──────── SOURCE DATA ────────

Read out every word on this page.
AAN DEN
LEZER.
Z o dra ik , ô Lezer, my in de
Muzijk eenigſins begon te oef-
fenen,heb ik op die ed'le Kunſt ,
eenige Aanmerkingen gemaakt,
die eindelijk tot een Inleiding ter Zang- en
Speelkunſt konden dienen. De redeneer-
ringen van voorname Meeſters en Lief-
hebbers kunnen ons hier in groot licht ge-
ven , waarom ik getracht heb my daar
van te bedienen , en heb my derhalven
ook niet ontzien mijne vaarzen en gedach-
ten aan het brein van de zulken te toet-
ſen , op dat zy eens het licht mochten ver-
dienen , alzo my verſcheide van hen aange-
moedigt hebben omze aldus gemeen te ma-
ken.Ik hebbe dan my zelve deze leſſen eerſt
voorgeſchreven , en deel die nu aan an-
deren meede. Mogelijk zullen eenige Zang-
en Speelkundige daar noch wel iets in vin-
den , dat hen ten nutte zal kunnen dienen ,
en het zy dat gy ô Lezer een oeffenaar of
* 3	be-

────────

> DIRECTIONS FOR THIS TASK: Report only a number: how many lines in the material above contain the string "eenige".

> ANSWER TO THIS TASK: 2